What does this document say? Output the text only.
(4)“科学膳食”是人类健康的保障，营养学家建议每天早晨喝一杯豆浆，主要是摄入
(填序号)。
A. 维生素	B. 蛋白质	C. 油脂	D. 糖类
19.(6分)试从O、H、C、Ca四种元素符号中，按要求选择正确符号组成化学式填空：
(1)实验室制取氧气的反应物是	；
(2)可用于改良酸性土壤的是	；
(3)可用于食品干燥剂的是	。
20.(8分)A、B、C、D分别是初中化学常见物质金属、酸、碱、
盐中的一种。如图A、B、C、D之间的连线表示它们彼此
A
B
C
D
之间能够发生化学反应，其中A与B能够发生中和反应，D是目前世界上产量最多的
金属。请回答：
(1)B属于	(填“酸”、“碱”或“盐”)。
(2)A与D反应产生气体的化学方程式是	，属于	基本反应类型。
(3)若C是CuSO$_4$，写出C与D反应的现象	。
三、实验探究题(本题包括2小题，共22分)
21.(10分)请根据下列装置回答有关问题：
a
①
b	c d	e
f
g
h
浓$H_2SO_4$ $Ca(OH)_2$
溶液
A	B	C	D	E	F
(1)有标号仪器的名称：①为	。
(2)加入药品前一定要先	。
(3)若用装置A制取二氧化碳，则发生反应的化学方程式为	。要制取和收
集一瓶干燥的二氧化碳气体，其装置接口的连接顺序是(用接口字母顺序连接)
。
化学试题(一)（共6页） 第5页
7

* * *

Output all of the material exactly as written.

What does this document say? Output the text only.
(4)“科学膳食”是人类健康的保障，营养学家建议每天早晨喝一杯豆浆，主要是摄入
(填序号)。
A. 维生素	B. 蛋白质	C. 油脂	D. 糖类
19.(6分)试从O、H、C、Ca四种元素符号中，按要求选择正确符号组成化学式填空：
(1)实验室制取氧气的反应物是	；
(2)可用于改良酸性土壤的是	；
(3)可用于食品干燥剂的是	。
20.(8分)A、B、C、D分别是初中化学常见物质金属、酸、碱、
盐中的一种。如图A、B、C、D之间的连线表示它们彼此
A
B
C
D
之间能够发生化学反应，其中A与B能够发生中和反应，D是目前世界上产量最多的
金属。请回答：
(1)B属于	(填“酸”、“碱”或“盐”)。
(2)A与D反应产生气体的化学方程式是	，属于	基本反应类型。
(3)若C是CuSO$_4$，写出C与D反应的现象	。
三、实验探究题(本题包括2小题，共22分)
21.(10分)请根据下列装置回答有关问题：
a
①
b	c d	e
f
g
h
浓$H_2SO_4$ $Ca(OH)_2$
溶液
A	B	C	D	E	F
(1)有标号仪器的名称：①为	。
(2)加入药品前一定要先	。
(3)若用装置A制取二氧化碳，则发生反应的化学方程式为	。要制取和收
集一瓶干燥的二氧化碳气体，其装置接口的连接顺序是(用接口字母顺序连接)
。
化学试题(一)（共6页） 第5页
7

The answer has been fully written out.